TASK DETAILS:
Find the word "What" in the listing; pull out each line holding it.

MATERIAL FOR THIS EXERCISE:

# # #

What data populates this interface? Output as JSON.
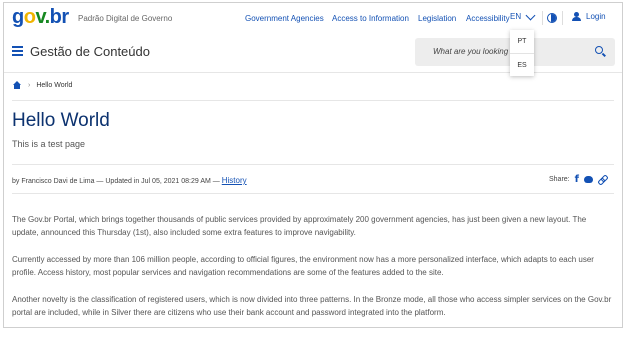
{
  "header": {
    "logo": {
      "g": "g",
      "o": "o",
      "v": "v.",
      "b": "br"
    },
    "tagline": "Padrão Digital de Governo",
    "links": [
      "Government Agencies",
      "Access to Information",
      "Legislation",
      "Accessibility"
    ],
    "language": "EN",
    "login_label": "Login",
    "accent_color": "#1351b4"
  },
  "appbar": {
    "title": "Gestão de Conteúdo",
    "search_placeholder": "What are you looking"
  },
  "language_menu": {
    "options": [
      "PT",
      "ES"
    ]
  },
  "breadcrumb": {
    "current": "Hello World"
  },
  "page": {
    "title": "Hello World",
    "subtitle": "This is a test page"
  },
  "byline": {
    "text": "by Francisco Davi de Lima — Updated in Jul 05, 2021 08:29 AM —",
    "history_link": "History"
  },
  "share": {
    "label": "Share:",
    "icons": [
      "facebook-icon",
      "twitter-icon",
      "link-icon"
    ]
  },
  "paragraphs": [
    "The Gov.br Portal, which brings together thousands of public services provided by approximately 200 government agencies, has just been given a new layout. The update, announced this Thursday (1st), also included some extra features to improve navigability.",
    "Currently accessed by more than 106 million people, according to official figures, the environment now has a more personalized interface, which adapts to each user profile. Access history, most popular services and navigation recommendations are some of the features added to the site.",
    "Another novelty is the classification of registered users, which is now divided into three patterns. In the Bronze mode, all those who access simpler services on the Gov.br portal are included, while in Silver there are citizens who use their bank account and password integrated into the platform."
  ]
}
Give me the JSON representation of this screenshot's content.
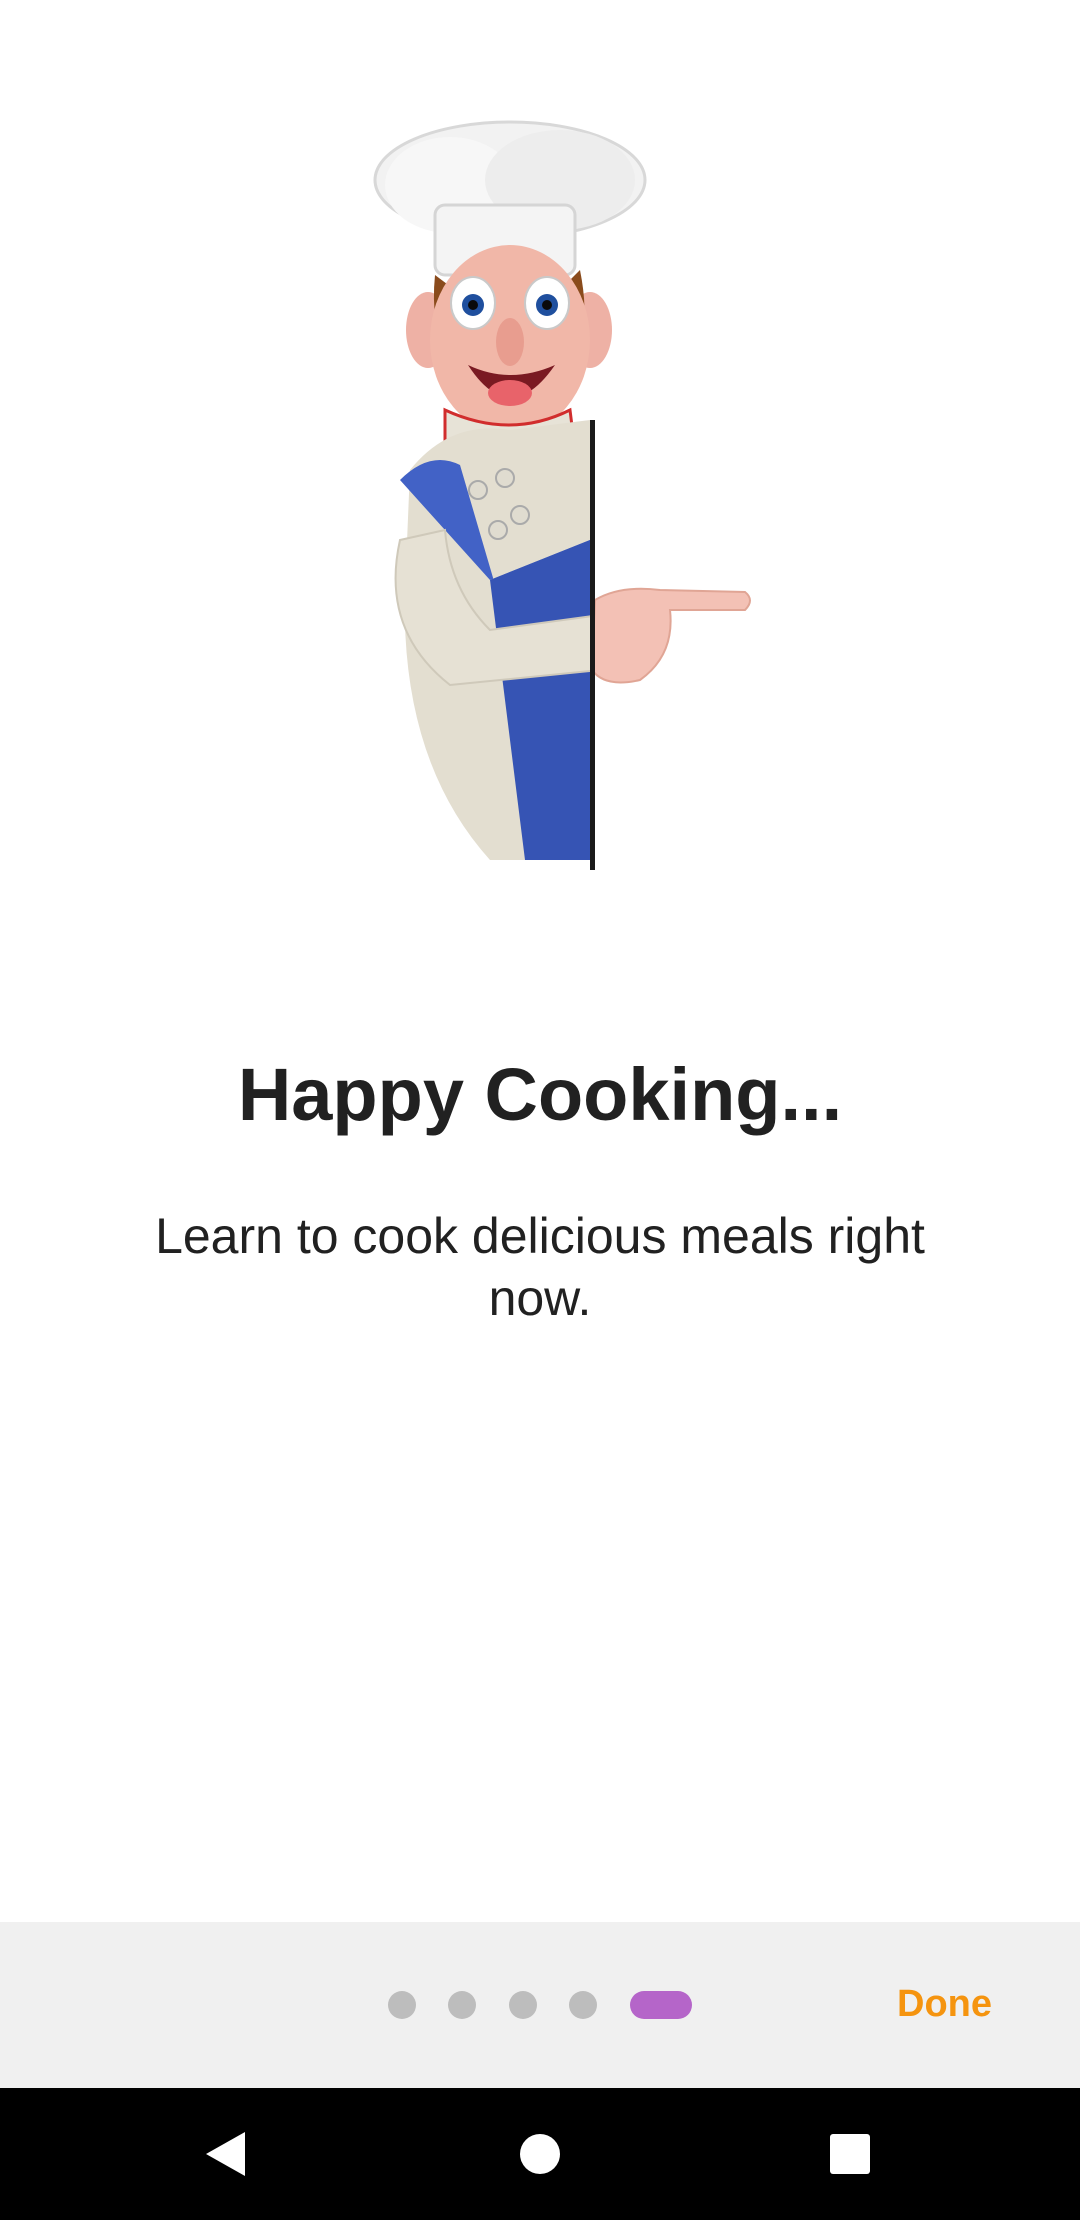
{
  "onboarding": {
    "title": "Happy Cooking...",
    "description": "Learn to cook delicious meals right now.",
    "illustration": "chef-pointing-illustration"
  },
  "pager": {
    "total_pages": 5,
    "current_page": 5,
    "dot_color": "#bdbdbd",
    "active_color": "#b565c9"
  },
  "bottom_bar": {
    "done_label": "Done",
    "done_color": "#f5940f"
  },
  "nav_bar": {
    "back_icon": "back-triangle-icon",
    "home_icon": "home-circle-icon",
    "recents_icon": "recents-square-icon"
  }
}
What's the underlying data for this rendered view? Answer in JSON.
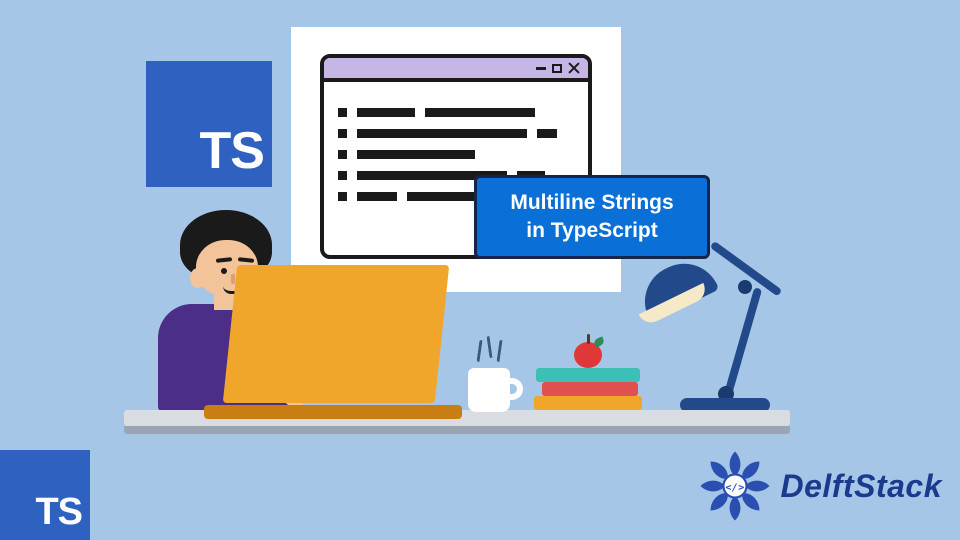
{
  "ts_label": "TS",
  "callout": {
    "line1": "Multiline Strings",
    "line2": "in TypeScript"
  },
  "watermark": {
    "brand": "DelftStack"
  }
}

# # #

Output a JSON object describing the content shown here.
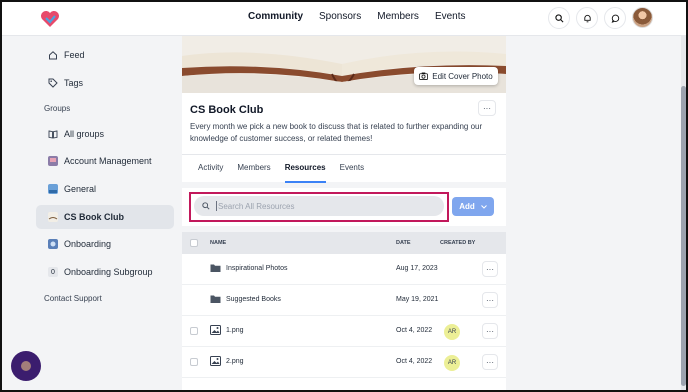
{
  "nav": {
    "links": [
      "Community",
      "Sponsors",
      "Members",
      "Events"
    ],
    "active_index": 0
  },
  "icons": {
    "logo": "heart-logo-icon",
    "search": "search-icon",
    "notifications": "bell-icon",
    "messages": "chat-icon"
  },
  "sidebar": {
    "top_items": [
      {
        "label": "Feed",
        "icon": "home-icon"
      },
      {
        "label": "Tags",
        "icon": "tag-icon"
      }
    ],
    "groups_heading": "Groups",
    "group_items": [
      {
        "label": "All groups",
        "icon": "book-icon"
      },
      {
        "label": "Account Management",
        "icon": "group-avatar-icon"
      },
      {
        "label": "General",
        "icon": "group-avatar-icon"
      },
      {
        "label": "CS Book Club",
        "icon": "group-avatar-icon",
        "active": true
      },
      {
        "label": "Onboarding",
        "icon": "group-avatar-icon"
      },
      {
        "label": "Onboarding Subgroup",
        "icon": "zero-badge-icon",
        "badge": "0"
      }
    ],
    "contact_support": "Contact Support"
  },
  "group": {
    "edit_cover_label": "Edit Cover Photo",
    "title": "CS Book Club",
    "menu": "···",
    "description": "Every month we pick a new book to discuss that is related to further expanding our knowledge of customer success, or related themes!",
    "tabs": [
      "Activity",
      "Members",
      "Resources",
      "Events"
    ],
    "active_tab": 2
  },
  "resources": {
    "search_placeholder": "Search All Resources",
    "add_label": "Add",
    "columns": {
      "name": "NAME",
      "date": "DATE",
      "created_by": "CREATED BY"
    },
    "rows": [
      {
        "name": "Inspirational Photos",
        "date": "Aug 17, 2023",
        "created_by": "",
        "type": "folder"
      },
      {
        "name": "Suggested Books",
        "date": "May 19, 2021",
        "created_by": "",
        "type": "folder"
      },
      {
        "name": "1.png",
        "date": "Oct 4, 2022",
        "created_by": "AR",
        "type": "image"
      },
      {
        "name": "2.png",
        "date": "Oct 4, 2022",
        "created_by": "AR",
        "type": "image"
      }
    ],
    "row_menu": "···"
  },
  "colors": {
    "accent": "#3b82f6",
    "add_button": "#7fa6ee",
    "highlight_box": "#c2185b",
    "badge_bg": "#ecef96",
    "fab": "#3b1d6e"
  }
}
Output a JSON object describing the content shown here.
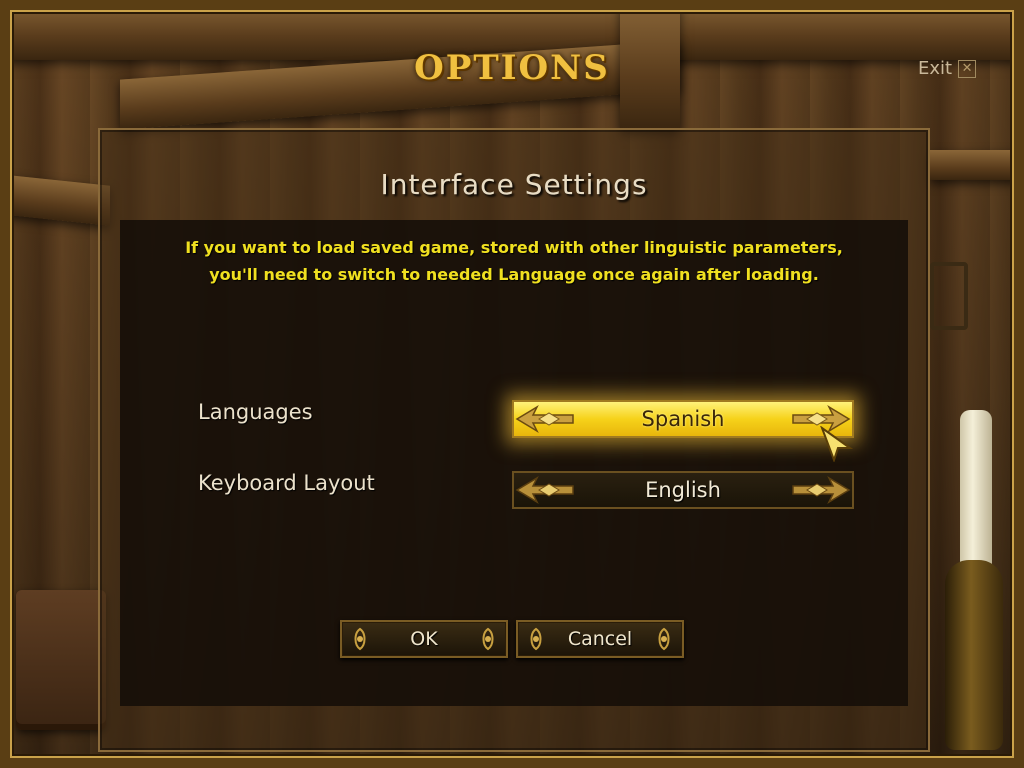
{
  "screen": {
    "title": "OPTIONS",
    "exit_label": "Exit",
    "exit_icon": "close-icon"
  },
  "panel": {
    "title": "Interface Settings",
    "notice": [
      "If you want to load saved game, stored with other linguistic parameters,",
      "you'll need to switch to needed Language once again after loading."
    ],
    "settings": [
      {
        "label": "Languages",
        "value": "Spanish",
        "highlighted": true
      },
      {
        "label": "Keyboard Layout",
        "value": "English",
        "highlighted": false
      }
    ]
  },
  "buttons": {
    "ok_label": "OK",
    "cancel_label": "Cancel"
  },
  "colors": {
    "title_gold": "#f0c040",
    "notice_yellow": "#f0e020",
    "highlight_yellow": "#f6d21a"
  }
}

# # #

THE REPLY:
What data populates this interface? Output as JSON.
    "search_placeholder": "What are you looking"
What's the underlying data for this rendered view? Answer in JSON.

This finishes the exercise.